> Your objective: Extract all lines containing "colors".

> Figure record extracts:
——
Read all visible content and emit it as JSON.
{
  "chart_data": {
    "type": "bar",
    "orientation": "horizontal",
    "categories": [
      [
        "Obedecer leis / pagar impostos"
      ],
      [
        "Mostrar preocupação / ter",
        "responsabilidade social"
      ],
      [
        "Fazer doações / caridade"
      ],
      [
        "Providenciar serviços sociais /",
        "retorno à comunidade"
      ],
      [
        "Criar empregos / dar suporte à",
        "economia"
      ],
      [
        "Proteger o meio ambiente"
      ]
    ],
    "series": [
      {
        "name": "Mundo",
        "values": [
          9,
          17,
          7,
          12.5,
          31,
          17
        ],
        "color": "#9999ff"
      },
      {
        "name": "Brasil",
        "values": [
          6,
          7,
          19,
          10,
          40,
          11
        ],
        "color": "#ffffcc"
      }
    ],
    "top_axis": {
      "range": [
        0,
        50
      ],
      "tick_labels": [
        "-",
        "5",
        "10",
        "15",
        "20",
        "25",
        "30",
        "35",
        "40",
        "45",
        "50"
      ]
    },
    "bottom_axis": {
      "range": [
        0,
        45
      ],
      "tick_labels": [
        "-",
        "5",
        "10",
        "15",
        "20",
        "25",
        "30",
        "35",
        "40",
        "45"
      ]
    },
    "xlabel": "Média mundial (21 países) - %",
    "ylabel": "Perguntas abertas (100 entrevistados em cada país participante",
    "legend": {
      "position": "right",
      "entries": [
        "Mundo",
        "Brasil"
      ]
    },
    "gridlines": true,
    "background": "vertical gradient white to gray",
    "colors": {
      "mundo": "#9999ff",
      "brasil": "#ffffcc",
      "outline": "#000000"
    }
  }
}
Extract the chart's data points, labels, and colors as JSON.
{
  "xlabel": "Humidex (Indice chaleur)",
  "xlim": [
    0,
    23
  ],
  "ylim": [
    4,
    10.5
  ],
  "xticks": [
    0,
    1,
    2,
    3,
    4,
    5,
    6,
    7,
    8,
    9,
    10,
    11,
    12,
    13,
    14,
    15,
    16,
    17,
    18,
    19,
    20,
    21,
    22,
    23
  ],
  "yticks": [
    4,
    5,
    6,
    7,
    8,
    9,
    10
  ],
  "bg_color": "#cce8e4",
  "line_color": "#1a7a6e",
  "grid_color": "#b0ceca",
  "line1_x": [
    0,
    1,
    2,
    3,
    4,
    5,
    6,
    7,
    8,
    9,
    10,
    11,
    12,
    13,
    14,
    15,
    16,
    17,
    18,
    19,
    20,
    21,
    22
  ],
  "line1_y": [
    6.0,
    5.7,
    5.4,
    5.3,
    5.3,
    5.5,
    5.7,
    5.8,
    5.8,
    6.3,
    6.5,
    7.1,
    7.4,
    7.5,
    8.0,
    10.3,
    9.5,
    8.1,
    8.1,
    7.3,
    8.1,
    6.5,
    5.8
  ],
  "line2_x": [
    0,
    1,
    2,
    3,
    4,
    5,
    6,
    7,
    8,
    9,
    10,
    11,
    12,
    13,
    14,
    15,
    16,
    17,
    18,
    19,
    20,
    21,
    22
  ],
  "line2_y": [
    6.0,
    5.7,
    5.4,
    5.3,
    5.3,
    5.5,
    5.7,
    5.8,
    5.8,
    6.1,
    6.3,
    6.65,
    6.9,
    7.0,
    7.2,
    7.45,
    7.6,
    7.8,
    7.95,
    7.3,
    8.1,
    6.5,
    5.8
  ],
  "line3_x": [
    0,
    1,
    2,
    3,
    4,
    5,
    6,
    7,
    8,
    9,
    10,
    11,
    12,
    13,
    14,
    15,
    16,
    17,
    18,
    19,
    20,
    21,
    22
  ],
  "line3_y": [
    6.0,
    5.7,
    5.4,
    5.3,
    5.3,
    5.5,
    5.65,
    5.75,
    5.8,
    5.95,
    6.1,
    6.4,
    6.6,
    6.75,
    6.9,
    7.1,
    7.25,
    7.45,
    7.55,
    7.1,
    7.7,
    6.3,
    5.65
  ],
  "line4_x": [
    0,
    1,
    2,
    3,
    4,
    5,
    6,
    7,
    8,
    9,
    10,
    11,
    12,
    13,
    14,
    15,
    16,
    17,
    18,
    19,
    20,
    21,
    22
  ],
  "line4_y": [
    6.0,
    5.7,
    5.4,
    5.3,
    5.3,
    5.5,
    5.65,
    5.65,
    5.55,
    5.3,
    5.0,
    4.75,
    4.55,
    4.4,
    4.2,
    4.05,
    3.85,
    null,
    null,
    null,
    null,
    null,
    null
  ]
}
——
> Solution to the exercise:
    "colors": {
Extract the chart's data points, labels, and colors as JSON.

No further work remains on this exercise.